Copy every line of the following data that includes the string "body".

Data excerpts:
::::::::

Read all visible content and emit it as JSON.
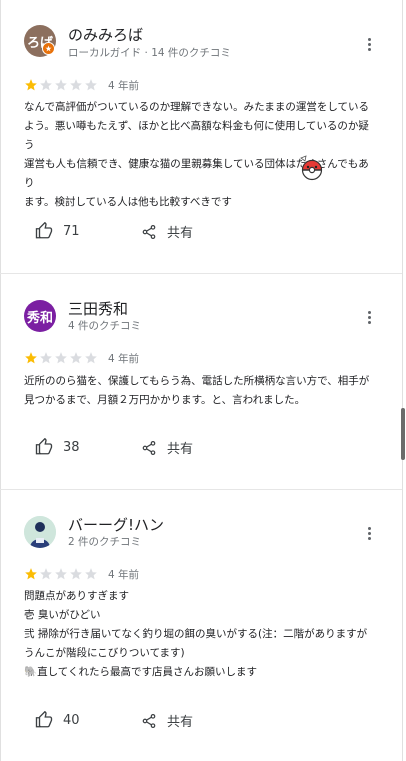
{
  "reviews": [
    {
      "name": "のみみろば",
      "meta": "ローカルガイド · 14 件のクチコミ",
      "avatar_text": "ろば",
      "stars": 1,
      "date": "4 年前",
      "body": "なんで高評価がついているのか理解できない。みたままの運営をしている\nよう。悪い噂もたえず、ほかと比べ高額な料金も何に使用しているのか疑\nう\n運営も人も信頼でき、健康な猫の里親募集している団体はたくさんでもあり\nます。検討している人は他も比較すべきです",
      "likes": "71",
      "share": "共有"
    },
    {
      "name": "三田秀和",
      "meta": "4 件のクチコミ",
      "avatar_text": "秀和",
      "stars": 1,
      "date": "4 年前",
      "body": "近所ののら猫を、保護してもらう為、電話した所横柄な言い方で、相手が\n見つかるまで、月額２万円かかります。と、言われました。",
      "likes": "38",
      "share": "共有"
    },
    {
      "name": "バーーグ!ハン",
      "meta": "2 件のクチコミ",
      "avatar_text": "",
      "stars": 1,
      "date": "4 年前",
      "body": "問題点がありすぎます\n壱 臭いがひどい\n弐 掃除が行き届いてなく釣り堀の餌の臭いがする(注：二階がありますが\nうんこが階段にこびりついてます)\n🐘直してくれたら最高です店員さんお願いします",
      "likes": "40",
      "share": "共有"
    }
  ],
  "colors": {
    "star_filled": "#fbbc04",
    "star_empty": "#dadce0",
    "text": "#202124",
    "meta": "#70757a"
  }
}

::::::::

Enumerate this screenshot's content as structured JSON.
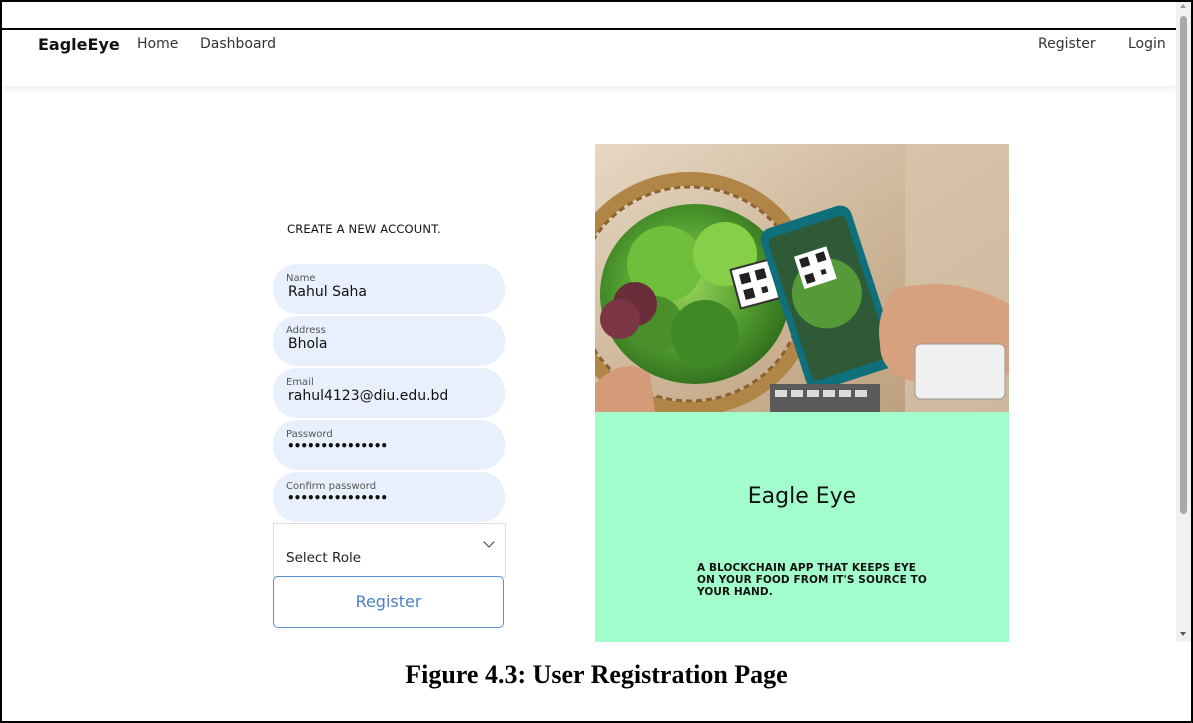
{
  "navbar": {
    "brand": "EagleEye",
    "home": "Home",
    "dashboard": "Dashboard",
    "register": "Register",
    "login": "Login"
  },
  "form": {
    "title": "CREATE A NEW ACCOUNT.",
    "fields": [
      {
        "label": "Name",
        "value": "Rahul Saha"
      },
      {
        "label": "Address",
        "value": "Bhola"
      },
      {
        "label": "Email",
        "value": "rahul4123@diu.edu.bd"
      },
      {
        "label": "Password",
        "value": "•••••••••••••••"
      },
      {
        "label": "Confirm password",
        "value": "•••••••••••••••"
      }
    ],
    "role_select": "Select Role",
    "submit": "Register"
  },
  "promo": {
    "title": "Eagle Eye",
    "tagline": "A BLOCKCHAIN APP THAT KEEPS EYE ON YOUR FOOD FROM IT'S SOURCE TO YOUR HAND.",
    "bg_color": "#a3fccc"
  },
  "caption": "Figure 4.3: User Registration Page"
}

::::::::

Result for this task:
      "body": "なんで高評価がついているのか理解できない。みたままの運営をしている\nよう。悪い噂もたえず、ほかと比べ高額な料金も何に使用しているのか疑\nう\n運営も人も信頼でき、健康な猫の里親募集している団体はたくさんでもあり\nます。検討している人は他も比較すべきです",
      "body": "近所ののら猫を、保護してもらう為、電話した所横柄な言い方で、相手が\n見つかるまで、月額２万円かかります。と、言われました。",
      "body": "問題点がありすぎます\n壱 臭いがひどい\n弐 掃除が行き届いてなく釣り堀の餌の臭いがする(注：二階がありますが\nうんこが階段にこびりついてます)\n🐘直してくれたら最高です店員さんお願いします",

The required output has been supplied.